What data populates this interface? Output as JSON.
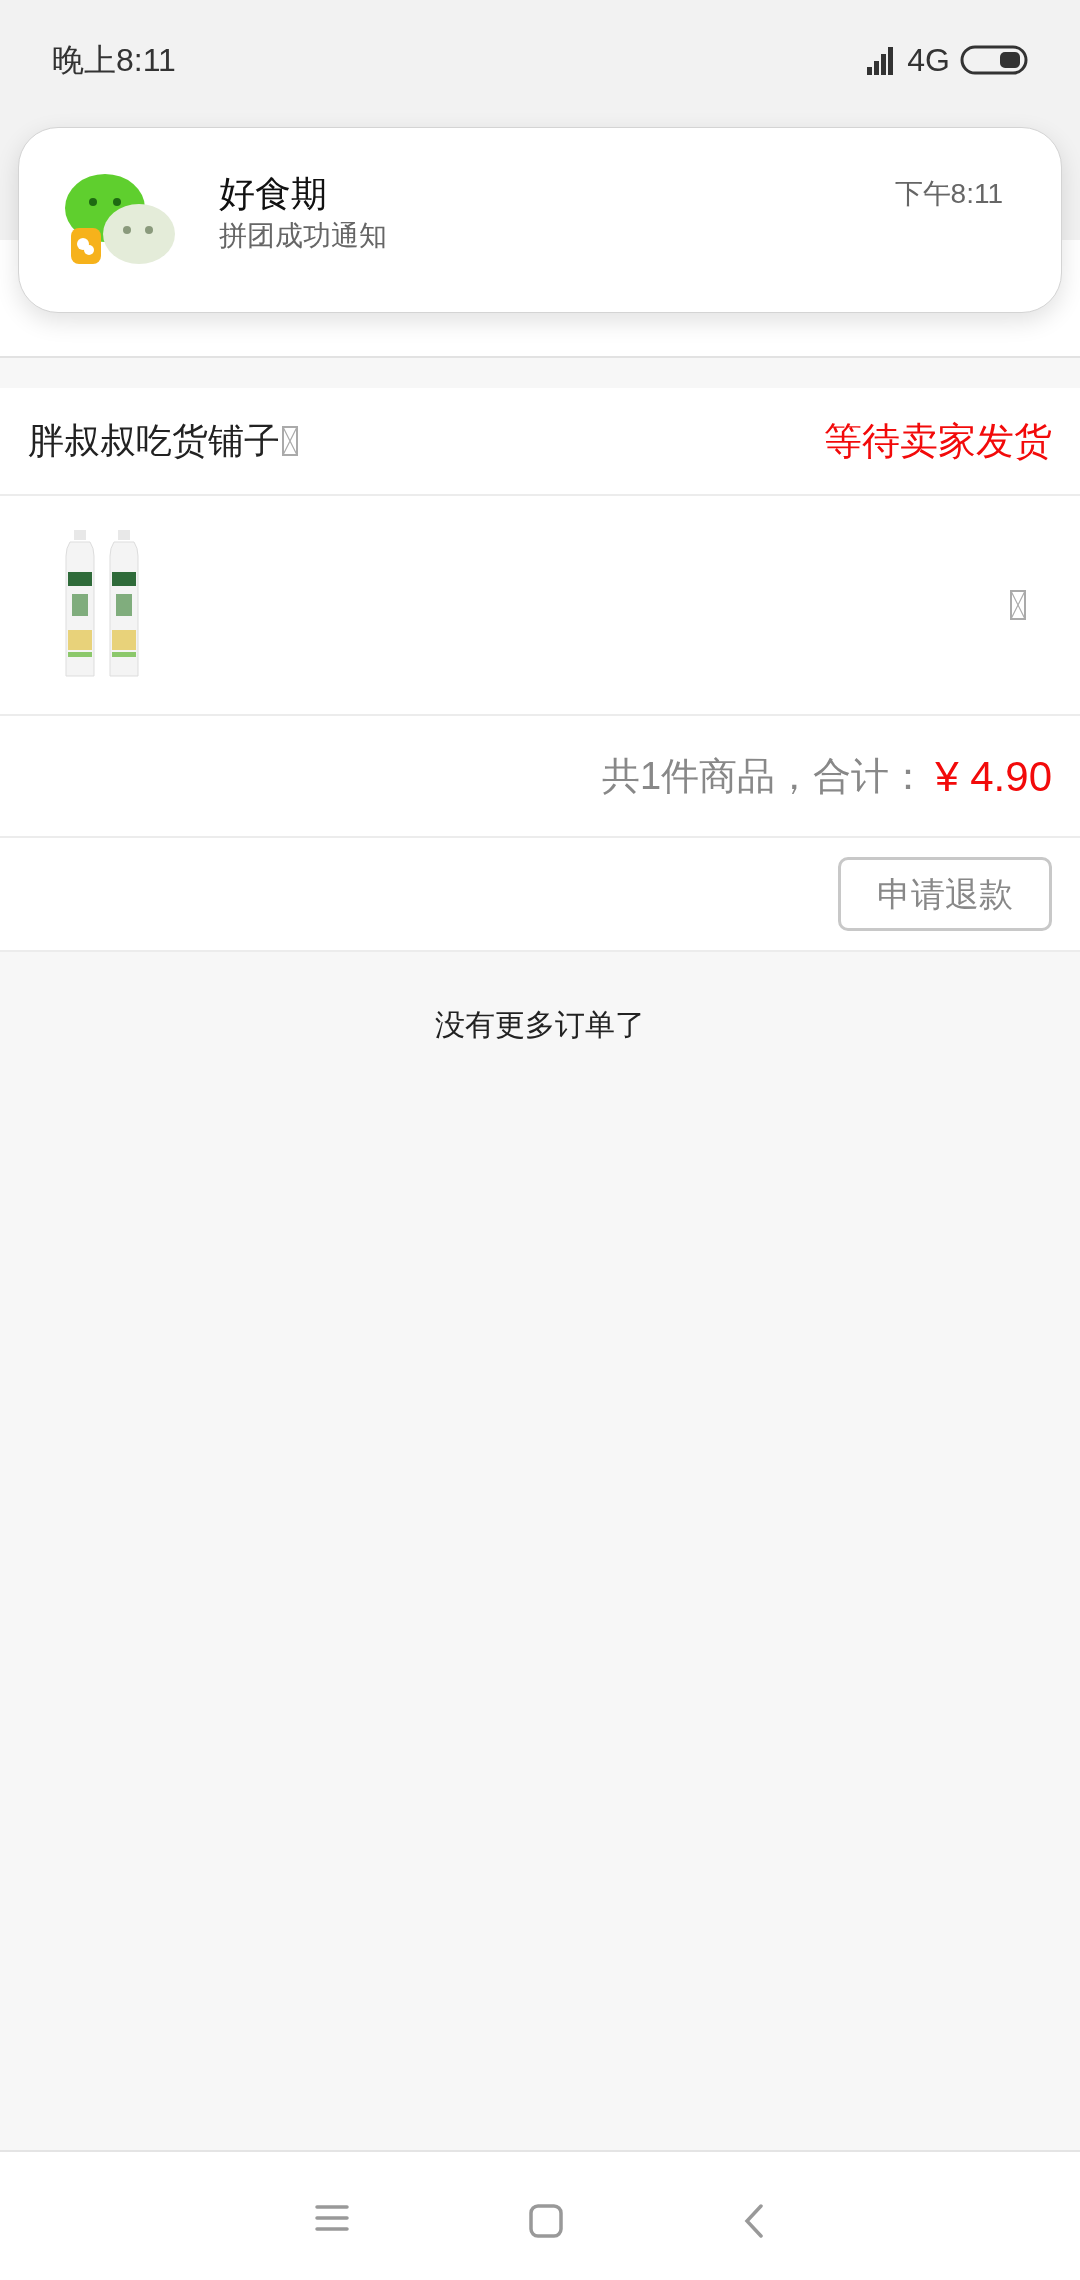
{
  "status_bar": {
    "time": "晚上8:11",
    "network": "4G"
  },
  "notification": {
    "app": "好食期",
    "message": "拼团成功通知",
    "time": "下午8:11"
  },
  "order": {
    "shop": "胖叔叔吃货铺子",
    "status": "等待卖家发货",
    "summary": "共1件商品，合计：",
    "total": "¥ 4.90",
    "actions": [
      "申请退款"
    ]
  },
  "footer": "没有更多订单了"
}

---

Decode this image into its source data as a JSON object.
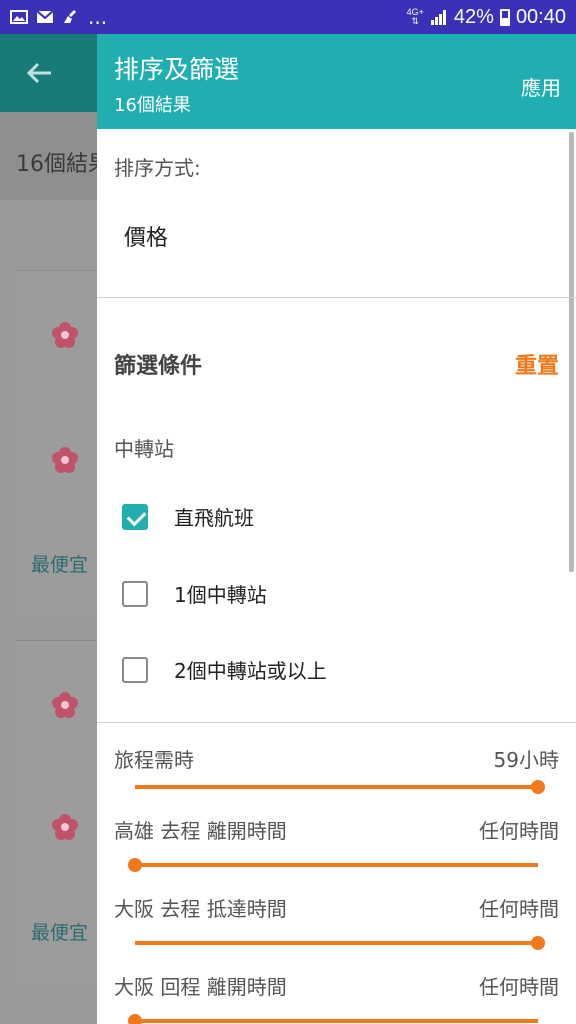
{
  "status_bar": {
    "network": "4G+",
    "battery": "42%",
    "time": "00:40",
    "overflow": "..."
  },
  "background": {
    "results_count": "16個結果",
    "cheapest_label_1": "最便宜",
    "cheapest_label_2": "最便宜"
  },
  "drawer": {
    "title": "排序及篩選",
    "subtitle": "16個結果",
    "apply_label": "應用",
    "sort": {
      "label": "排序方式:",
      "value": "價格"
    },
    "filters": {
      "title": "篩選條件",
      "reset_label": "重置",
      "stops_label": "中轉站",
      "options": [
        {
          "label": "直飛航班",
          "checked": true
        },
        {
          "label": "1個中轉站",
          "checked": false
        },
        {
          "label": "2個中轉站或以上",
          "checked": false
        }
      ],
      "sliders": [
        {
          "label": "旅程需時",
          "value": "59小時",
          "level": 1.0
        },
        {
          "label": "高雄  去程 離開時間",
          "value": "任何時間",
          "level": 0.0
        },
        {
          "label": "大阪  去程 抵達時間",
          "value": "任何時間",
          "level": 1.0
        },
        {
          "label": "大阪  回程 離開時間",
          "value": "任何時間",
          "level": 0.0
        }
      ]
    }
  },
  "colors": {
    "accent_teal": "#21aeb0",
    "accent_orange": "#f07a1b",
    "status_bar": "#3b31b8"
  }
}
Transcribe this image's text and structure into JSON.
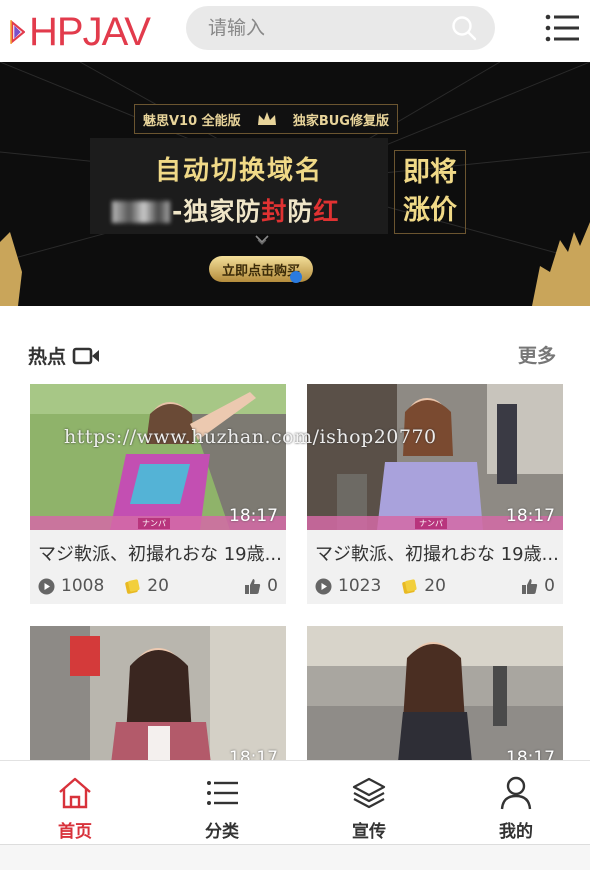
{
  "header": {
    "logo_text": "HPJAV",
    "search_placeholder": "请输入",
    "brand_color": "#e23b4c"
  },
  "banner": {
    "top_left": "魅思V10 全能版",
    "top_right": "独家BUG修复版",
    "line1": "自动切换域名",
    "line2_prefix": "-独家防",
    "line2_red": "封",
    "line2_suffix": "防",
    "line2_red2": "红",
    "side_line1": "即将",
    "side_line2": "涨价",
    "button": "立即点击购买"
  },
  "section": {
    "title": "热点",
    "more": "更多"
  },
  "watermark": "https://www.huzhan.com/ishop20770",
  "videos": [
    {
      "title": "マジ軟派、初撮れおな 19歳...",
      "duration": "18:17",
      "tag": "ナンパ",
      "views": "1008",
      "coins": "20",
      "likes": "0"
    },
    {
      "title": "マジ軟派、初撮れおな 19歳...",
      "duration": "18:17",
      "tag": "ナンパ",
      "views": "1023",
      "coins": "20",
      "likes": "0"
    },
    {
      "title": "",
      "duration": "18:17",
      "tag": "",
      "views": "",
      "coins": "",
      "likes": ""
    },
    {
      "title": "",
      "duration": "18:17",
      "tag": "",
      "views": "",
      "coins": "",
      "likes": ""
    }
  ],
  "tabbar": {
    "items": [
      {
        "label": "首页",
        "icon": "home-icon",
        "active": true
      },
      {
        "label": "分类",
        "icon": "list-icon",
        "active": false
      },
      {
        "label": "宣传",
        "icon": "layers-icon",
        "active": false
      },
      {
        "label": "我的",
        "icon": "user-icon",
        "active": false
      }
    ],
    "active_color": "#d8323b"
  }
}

==

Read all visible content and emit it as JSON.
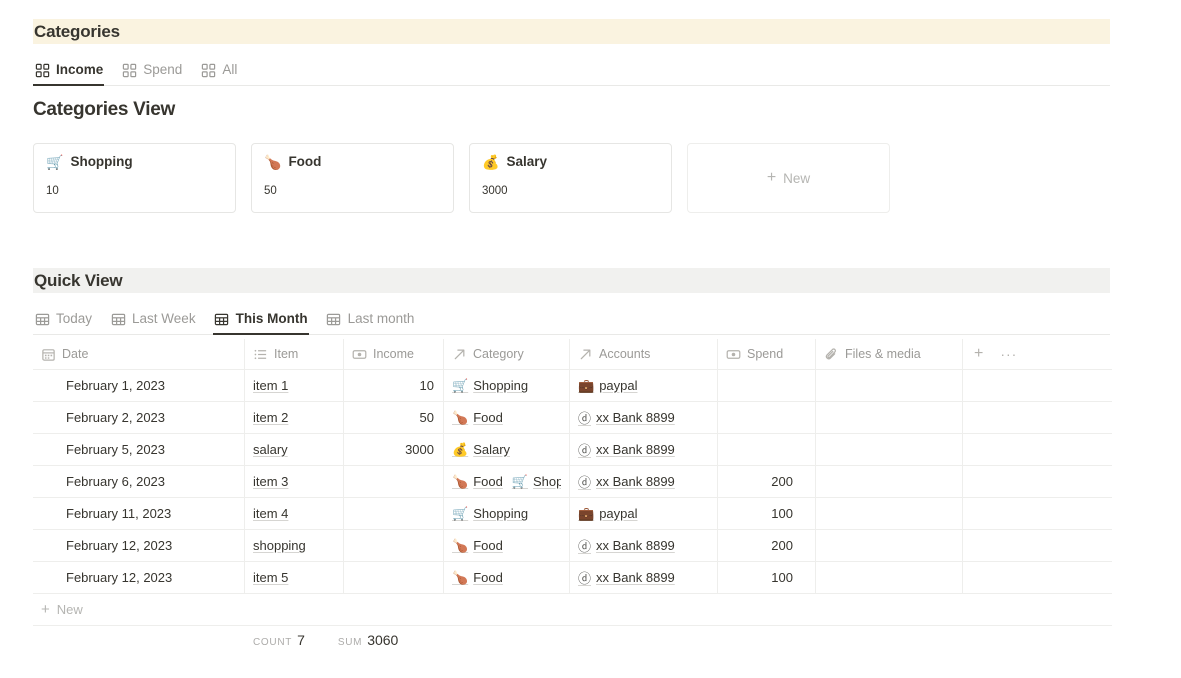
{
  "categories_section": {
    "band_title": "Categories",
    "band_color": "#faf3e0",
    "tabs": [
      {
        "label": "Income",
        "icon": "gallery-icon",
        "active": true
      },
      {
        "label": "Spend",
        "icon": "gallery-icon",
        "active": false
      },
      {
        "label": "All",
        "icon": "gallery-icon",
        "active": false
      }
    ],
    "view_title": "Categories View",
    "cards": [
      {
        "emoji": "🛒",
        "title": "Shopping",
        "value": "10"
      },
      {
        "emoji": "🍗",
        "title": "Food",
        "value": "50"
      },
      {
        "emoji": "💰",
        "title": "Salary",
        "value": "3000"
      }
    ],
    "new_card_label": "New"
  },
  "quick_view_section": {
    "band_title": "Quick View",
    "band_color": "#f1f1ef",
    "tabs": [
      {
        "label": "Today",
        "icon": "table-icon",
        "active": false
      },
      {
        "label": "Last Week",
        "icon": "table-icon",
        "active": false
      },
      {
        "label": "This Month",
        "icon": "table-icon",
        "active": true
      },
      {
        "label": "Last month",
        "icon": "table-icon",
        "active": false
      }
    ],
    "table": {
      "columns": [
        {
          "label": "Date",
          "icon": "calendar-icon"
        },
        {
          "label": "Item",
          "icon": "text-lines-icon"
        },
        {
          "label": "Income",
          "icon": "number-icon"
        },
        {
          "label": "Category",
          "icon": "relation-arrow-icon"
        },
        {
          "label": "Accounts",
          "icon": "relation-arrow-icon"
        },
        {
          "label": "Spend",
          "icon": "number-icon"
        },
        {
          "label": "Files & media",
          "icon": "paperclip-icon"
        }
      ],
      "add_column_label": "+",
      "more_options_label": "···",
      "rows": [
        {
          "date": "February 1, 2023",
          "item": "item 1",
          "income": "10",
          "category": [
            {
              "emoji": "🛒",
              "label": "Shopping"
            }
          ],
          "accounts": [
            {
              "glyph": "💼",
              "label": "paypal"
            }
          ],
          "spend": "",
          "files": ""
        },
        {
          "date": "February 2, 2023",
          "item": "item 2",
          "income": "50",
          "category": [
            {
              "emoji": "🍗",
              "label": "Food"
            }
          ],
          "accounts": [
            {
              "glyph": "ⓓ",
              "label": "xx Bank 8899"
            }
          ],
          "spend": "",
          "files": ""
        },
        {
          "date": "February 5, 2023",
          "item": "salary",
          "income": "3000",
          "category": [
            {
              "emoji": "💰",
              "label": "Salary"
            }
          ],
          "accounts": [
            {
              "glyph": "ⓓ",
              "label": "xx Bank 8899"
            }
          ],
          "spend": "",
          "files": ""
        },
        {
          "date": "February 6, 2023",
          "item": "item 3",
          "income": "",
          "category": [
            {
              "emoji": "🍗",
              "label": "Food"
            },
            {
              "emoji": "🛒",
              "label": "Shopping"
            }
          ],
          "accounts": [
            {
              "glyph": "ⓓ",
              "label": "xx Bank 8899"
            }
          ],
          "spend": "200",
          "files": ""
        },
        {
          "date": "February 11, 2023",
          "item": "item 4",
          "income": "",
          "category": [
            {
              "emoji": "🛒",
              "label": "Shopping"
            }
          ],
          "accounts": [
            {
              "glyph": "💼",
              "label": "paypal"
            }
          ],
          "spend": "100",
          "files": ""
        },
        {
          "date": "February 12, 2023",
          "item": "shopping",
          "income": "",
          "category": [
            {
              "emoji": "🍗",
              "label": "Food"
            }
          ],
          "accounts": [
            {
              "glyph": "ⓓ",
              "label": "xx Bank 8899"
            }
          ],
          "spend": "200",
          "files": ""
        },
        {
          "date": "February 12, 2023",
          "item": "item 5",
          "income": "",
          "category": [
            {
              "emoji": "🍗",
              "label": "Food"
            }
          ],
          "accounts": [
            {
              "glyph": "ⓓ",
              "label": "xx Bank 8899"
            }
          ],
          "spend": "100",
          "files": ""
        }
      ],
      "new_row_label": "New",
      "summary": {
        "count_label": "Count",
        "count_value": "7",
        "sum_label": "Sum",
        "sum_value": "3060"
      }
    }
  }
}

Job - Work out how many lines in the records above contain the word "data", and reply with that number alone.

Written answer - 2